### SHORT EXERCISE
Copy out, from the entries below, each line holding the string "Other".

___ EXTRACTED MATERIAL ___

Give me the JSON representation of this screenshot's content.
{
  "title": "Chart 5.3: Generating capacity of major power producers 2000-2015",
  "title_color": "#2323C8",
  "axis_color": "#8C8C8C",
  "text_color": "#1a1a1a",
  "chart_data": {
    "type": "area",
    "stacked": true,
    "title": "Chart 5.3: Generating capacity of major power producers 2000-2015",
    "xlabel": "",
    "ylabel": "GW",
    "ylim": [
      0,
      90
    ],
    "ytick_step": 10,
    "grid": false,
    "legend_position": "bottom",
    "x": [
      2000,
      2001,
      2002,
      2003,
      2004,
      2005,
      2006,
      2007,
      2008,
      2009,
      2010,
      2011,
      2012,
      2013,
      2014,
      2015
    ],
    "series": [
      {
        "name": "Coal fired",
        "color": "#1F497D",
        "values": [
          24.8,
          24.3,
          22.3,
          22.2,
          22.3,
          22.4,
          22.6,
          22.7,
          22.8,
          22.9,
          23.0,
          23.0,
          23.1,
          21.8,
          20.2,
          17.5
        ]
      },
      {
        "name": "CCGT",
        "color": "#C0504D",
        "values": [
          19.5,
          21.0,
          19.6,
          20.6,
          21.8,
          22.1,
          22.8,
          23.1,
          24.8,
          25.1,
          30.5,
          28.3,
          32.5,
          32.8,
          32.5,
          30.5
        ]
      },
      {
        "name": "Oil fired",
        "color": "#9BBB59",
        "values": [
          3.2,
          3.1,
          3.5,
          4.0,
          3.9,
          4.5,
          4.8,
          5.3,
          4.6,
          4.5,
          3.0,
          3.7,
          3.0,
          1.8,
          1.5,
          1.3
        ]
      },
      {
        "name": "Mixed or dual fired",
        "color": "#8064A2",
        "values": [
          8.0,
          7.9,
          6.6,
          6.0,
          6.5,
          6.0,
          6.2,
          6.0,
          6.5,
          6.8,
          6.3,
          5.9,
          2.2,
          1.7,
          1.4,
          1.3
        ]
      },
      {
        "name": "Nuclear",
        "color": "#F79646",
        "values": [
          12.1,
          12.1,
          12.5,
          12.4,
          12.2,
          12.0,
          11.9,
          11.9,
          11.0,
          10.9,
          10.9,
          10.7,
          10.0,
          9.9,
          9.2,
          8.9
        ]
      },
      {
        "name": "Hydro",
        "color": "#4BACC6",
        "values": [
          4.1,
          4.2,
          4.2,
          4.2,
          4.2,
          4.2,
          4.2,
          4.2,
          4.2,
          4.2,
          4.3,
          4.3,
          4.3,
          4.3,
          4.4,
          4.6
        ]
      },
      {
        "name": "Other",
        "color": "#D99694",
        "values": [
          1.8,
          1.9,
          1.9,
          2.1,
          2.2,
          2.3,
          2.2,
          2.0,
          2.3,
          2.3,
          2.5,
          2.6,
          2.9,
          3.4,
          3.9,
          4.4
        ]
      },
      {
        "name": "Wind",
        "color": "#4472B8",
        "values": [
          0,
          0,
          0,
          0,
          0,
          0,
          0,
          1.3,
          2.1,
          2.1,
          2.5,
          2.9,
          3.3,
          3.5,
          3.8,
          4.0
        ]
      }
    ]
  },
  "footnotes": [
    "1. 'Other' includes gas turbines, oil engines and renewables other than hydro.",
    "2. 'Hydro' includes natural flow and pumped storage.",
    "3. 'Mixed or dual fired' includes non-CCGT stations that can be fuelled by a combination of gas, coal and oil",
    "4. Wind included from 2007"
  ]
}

___

### THE SOLUTION
        "name": "Other",
    "1. 'Other' includes gas turbines, oil engines and renewables other than hydro.",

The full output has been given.